Recorded data
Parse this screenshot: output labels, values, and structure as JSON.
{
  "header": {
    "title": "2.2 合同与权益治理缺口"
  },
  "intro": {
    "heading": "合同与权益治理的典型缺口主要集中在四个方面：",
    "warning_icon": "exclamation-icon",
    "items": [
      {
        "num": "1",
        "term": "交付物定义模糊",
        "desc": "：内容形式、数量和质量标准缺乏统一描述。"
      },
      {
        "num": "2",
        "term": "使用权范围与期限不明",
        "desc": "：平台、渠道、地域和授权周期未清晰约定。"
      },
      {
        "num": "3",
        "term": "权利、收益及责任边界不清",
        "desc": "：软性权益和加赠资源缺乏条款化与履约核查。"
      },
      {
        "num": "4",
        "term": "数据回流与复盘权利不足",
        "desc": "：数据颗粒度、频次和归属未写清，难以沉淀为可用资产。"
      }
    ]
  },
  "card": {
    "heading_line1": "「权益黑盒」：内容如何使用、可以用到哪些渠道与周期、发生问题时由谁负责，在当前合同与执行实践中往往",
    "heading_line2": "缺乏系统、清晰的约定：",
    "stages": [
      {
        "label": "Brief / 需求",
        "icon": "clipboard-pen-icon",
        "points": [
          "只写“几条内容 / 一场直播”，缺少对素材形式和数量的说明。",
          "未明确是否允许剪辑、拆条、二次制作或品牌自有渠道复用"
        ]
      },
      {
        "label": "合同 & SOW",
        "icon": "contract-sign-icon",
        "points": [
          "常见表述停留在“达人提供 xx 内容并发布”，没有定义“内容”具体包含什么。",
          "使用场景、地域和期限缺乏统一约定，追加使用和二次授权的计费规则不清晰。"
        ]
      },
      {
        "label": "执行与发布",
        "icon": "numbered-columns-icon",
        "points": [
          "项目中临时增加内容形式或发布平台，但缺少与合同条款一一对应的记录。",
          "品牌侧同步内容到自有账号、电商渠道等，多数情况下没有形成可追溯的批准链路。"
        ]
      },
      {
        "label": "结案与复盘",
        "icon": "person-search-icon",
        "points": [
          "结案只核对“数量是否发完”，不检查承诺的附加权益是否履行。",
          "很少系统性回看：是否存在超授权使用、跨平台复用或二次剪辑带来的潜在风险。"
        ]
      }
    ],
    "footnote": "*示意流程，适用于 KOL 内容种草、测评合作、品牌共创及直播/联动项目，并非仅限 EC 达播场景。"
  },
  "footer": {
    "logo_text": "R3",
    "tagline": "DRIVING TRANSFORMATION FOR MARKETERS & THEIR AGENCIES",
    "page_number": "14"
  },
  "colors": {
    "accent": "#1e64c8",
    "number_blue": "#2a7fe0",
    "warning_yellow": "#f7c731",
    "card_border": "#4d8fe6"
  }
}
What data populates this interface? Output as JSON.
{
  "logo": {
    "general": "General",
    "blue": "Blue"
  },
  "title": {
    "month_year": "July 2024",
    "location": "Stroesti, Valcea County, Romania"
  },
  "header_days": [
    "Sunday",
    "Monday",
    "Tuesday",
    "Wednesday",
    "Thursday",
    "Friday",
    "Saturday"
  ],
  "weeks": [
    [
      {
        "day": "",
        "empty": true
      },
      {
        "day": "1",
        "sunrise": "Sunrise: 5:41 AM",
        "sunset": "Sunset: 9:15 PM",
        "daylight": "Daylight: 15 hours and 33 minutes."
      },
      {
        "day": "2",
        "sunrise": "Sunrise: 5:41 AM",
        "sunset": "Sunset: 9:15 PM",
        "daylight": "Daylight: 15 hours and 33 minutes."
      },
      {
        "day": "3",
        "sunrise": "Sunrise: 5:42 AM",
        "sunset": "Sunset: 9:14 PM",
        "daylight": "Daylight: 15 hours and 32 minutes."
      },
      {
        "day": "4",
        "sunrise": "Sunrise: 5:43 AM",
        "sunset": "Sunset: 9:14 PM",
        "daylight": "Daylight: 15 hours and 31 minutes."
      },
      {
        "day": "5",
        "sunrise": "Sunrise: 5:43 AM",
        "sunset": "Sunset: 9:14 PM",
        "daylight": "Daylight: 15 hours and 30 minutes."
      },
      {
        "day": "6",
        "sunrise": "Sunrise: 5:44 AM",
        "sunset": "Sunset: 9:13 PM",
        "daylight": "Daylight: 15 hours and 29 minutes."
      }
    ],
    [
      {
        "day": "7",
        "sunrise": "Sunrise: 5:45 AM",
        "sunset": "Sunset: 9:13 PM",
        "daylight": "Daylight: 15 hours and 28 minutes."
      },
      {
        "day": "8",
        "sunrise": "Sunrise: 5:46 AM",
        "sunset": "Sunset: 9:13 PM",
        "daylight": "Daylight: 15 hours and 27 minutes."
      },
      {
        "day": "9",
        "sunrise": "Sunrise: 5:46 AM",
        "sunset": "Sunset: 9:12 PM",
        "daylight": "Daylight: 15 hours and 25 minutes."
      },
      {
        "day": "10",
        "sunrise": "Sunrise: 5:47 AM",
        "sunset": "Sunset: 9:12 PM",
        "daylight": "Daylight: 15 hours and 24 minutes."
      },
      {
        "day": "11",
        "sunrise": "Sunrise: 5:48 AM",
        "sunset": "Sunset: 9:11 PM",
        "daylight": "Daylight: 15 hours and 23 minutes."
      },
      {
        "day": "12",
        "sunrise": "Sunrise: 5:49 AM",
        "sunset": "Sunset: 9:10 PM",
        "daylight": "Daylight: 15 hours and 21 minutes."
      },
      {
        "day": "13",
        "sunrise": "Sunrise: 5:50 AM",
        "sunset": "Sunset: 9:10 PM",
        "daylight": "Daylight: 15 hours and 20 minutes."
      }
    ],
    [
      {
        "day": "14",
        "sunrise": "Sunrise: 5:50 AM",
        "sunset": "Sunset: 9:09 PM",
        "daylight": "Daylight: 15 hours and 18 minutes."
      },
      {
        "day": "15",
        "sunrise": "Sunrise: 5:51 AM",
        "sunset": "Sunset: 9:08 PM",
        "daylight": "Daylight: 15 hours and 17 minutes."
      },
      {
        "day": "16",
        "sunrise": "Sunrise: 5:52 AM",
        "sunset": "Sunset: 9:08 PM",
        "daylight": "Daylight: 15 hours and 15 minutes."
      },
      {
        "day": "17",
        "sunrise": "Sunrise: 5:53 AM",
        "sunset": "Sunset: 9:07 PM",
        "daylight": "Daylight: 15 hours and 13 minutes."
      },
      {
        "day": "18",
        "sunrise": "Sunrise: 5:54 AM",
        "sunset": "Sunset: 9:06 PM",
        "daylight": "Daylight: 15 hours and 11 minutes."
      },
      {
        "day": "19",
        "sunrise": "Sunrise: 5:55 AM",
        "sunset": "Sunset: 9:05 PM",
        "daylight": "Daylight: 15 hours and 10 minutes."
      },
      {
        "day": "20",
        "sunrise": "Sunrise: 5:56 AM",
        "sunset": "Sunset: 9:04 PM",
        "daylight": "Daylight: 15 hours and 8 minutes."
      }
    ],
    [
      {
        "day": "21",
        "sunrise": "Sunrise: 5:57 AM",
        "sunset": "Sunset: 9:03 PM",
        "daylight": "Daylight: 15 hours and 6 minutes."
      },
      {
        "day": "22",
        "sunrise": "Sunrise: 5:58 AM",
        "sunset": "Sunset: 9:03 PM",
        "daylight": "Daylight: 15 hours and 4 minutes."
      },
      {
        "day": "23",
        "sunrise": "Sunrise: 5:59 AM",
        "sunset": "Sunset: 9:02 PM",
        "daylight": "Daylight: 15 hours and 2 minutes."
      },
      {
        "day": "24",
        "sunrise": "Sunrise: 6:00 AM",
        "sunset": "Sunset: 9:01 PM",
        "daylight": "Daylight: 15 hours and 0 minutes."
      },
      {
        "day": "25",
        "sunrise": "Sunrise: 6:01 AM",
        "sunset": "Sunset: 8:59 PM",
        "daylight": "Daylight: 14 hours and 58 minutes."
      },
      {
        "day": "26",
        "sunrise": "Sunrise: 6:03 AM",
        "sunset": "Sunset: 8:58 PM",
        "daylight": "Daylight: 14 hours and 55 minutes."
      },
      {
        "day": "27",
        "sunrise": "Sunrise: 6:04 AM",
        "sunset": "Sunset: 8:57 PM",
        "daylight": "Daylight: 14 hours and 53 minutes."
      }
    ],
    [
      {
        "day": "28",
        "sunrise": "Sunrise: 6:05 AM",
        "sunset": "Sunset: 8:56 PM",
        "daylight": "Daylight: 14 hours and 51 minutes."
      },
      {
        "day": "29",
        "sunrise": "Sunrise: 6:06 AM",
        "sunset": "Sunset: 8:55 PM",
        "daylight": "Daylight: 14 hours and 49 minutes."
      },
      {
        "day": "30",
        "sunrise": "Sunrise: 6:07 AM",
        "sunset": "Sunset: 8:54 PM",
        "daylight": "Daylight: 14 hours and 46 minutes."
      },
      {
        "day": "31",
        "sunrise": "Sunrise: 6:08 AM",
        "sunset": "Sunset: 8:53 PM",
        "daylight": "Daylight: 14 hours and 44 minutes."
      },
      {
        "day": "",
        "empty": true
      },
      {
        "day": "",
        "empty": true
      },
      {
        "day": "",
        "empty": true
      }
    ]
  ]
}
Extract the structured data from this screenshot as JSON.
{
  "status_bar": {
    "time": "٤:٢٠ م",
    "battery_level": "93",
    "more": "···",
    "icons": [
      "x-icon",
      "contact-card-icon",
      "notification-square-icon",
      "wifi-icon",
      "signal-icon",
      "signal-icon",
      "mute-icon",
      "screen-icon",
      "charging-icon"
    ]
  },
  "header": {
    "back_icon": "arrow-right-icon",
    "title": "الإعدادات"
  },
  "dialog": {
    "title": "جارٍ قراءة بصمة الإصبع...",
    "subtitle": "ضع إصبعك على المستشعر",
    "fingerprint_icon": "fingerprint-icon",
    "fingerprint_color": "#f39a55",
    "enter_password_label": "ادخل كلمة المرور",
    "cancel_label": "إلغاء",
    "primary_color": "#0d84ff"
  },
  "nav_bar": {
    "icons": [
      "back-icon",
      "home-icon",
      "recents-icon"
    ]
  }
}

● **Directions**:
For this exercise, please retype exactly the lines in the listing from the line with "Extract the structured" through its last line, both ends included.

● **Solution for this exercise**:
Extract the structured data from this screenshot as JSON.
{
  "status_bar": {
    "time": "٤:٢٠ م",
    "battery_level": "93",
    "more": "···",
    "icons": [
      "x-icon",
      "contact-card-icon",
      "notification-square-icon",
      "wifi-icon",
      "signal-icon",
      "signal-icon",
      "mute-icon",
      "screen-icon",
      "charging-icon"
    ]
  },
  "header": {
    "back_icon": "arrow-right-icon",
    "title": "الإعدادات"
  },
  "dialog": {
    "title": "جارٍ قراءة بصمة الإصبع...",
    "subtitle": "ضع إصبعك على المستشعر",
    "fingerprint_icon": "fingerprint-icon",
    "fingerprint_color": "#f39a55",
    "enter_password_label": "ادخل كلمة المرور",
    "cancel_label": "إلغاء",
    "primary_color": "#0d84ff"
  },
  "nav_bar": {
    "icons": [
      "back-icon",
      "home-icon",
      "recents-icon"
    ]
  }
}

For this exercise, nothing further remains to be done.